— start of Records to use —

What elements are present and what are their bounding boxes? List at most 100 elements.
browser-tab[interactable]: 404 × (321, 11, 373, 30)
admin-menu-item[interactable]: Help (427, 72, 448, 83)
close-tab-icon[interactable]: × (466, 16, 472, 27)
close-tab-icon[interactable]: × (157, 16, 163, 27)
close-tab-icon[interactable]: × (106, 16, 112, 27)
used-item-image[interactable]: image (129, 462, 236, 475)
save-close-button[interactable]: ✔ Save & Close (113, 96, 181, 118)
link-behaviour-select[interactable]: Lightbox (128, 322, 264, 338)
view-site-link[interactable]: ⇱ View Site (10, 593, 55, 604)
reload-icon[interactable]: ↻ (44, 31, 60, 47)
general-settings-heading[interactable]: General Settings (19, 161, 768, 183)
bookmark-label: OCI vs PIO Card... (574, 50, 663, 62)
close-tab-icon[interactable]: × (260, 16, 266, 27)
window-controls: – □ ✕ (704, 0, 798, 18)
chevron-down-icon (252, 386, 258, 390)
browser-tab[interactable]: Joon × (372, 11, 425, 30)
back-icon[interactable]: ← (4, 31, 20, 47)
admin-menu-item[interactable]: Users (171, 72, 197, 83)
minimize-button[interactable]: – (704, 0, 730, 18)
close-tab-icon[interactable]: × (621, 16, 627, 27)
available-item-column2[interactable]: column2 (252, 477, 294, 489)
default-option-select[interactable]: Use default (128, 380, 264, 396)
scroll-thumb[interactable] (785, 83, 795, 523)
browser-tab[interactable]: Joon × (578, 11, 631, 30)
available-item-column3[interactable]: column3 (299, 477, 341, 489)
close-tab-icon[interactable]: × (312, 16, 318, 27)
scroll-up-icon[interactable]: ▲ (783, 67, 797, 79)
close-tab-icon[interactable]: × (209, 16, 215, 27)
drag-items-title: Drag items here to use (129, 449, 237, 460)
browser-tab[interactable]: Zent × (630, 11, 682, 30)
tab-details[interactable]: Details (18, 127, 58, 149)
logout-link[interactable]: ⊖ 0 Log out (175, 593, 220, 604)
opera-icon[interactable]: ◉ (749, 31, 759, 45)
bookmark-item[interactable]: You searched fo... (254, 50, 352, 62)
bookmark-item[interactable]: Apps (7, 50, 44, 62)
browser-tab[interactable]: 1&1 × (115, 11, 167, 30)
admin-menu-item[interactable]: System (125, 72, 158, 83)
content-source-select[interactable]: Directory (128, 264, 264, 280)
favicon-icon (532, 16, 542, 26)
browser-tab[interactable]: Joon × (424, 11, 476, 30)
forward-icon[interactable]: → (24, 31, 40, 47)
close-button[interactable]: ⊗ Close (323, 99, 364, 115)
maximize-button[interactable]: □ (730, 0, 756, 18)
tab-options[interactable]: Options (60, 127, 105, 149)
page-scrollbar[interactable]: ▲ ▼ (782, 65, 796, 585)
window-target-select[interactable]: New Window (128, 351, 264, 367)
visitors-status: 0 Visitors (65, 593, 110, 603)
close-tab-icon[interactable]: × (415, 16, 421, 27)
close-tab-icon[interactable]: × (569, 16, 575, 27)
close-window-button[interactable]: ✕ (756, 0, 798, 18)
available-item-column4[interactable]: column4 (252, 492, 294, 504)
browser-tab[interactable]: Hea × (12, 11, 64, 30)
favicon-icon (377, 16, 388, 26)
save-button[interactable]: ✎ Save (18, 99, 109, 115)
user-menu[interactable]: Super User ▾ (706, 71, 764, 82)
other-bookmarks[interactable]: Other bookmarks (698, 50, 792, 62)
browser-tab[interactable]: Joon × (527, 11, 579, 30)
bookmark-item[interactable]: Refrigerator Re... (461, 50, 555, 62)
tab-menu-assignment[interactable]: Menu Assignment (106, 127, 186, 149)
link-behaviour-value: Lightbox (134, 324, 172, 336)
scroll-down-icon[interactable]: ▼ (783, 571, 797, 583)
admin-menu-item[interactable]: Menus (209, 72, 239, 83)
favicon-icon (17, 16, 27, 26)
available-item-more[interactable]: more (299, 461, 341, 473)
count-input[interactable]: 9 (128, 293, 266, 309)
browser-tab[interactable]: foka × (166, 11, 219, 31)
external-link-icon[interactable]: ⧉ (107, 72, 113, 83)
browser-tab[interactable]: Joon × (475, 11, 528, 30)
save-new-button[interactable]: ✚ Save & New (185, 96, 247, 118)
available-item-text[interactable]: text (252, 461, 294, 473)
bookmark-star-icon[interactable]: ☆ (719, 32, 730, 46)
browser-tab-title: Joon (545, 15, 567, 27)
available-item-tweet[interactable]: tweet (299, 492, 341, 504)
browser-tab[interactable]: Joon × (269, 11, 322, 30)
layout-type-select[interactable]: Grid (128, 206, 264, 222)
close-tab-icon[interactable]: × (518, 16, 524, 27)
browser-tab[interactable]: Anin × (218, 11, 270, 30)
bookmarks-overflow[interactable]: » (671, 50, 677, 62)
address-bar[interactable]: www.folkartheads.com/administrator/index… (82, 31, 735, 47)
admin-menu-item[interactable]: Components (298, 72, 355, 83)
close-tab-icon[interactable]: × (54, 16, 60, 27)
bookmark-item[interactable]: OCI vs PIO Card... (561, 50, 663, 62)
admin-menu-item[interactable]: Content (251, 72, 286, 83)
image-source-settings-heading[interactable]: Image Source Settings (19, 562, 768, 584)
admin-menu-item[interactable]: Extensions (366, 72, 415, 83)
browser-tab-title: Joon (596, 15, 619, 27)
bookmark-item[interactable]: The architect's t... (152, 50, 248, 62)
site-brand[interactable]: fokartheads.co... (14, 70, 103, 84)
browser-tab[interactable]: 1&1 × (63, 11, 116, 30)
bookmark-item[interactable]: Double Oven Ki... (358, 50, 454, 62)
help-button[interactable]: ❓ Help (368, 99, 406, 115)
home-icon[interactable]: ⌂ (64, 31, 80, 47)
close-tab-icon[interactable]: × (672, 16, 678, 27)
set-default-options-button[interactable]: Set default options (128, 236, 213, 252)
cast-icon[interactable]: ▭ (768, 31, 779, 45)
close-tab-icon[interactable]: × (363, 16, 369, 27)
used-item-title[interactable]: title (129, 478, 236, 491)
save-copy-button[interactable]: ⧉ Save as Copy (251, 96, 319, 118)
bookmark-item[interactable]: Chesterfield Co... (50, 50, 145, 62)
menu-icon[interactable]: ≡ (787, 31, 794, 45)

— end of Records to use —

The exercise | Copy out every line of the saved entries above, word for word and with nothing changed.

The answer |
What elements are present and what are their bounding boxes? List at most 100 elements.
browser-tab[interactable]: 404 × (321, 11, 373, 30)
admin-menu-item[interactable]: Help (427, 72, 448, 83)
close-tab-icon[interactable]: × (466, 16, 472, 27)
close-tab-icon[interactable]: × (157, 16, 163, 27)
close-tab-icon[interactable]: × (106, 16, 112, 27)
used-item-image[interactable]: image (129, 462, 236, 475)
save-close-button[interactable]: ✔ Save & Close (113, 96, 181, 118)
link-behaviour-select[interactable]: Lightbox (128, 322, 264, 338)
view-site-link[interactable]: ⇱ View Site (10, 593, 55, 604)
reload-icon[interactable]: ↻ (44, 31, 60, 47)
general-settings-heading[interactable]: General Settings (19, 161, 768, 183)
bookmark-label: OCI vs PIO Card... (574, 50, 663, 62)
close-tab-icon[interactable]: × (260, 16, 266, 27)
window-controls: – □ ✕ (704, 0, 798, 18)
chevron-down-icon (252, 386, 258, 390)
browser-tab[interactable]: Joon × (372, 11, 425, 30)
back-icon[interactable]: ← (4, 31, 20, 47)
admin-menu-item[interactable]: Users (171, 72, 197, 83)
minimize-button[interactable]: – (704, 0, 730, 18)
close-tab-icon[interactable]: × (621, 16, 627, 27)
available-item-column2[interactable]: column2 (252, 477, 294, 489)
default-option-select[interactable]: Use default (128, 380, 264, 396)
scroll-thumb[interactable] (785, 83, 795, 523)
browser-tab[interactable]: Joon × (578, 11, 631, 30)
available-item-column3[interactable]: column3 (299, 477, 341, 489)
close-tab-icon[interactable]: × (312, 16, 318, 27)
scroll-up-icon[interactable]: ▲ (783, 67, 797, 79)
close-tab-icon[interactable]: × (209, 16, 215, 27)
drag-items-title: Drag items here to use (129, 449, 237, 460)
browser-tab[interactable]: Zent × (630, 11, 682, 30)
tab-details[interactable]: Details (18, 127, 58, 149)
logout-link[interactable]: ⊖ 0 Log out (175, 593, 220, 604)
opera-icon[interactable]: ◉ (749, 31, 759, 45)
bookmark-item[interactable]: You searched fo... (254, 50, 352, 62)
bookmark-item[interactable]: Apps (7, 50, 44, 62)
browser-tab[interactable]: 1&1 × (115, 11, 167, 30)
admin-menu-item[interactable]: System (125, 72, 158, 83)
content-source-select[interactable]: Directory (128, 264, 264, 280)
favicon-icon (532, 16, 542, 26)
browser-tab[interactable]: Joon × (424, 11, 476, 30)
forward-icon[interactable]: → (24, 31, 40, 47)
close-button[interactable]: ⊗ Close (323, 99, 364, 115)
maximize-button[interactable]: □ (730, 0, 756, 18)
tab-options[interactable]: Options (60, 127, 105, 149)
page-scrollbar[interactable]: ▲ ▼ (782, 65, 796, 585)
window-target-select[interactable]: New Window (128, 351, 264, 367)
visitors-status: 0 Visitors (65, 593, 110, 603)
close-tab-icon[interactable]: × (415, 16, 421, 27)
close-tab-icon[interactable]: × (569, 16, 575, 27)
close-window-button[interactable]: ✕ (756, 0, 798, 18)
available-item-column4[interactable]: column4 (252, 492, 294, 504)
browser-tab[interactable]: Hea × (12, 11, 64, 30)
favicon-icon (377, 16, 388, 26)
save-button[interactable]: ✎ Save (18, 99, 109, 115)
user-menu[interactable]: Super User ▾ (706, 71, 764, 82)
other-bookmarks[interactable]: Other bookmarks (698, 50, 792, 62)
browser-tab[interactable]: Joon × (527, 11, 579, 30)
bookmark-item[interactable]: Refrigerator Re... (461, 50, 555, 62)
tab-menu-assignment[interactable]: Menu Assignment (106, 127, 186, 149)
link-behaviour-value: Lightbox (134, 324, 172, 336)
scroll-down-icon[interactable]: ▼ (783, 571, 797, 583)
admin-menu-item[interactable]: Menus (209, 72, 239, 83)
favicon-icon (17, 16, 27, 26)
available-item-more[interactable]: more (299, 461, 341, 473)
count-input[interactable]: 9 (128, 293, 266, 309)
browser-tab[interactable]: foka × (166, 11, 219, 31)
external-link-icon[interactable]: ⧉ (107, 72, 113, 83)
browser-tab[interactable]: Joon × (475, 11, 528, 30)
save-new-button[interactable]: ✚ Save & New (185, 96, 247, 118)
available-item-text[interactable]: text (252, 461, 294, 473)
bookmark-star-icon[interactable]: ☆ (719, 32, 730, 46)
browser-tab-title: Joon (545, 15, 567, 27)
available-item-tweet[interactable]: tweet (299, 492, 341, 504)
browser-tab[interactable]: Joon × (269, 11, 322, 30)
layout-type-select[interactable]: Grid (128, 206, 264, 222)
close-tab-icon[interactable]: × (518, 16, 524, 27)
browser-tab[interactable]: Anin × (218, 11, 270, 30)
bookmarks-overflow[interactable]: » (671, 50, 677, 62)
address-bar[interactable]: www.folkartheads.com/administrator/index… (82, 31, 735, 47)
admin-menu-item[interactable]: Components (298, 72, 355, 83)
close-tab-icon[interactable]: × (54, 16, 60, 27)
bookmark-item[interactable]: OCI vs PIO Card... (561, 50, 663, 62)
admin-menu-item[interactable]: Content (251, 72, 286, 83)
image-source-settings-heading[interactable]: Image Source Settings (19, 562, 768, 584)
admin-menu-item[interactable]: Extensions (366, 72, 415, 83)
browser-tab-title: Joon (596, 15, 619, 27)
bookmark-item[interactable]: The architect's t... (152, 50, 248, 62)
site-brand[interactable]: fokartheads.co... (14, 70, 103, 84)
browser-tab[interactable]: 1&1 × (63, 11, 116, 30)
bookmark-item[interactable]: Double Oven Ki... (358, 50, 454, 62)
help-button[interactable]: ❓ Help (368, 99, 406, 115)
home-icon[interactable]: ⌂ (64, 31, 80, 47)
close-tab-icon[interactable]: × (672, 16, 678, 27)
set-default-options-button[interactable]: Set default options (128, 236, 213, 252)
cast-icon[interactable]: ▭ (768, 31, 779, 45)
close-tab-icon[interactable]: × (363, 16, 369, 27)
used-item-title[interactable]: title (129, 478, 236, 491)
save-copy-button[interactable]: ⧉ Save as Copy (251, 96, 319, 118)
bookmark-item[interactable]: Chesterfield Co... (50, 50, 145, 62)
menu-icon[interactable]: ≡ (787, 31, 794, 45)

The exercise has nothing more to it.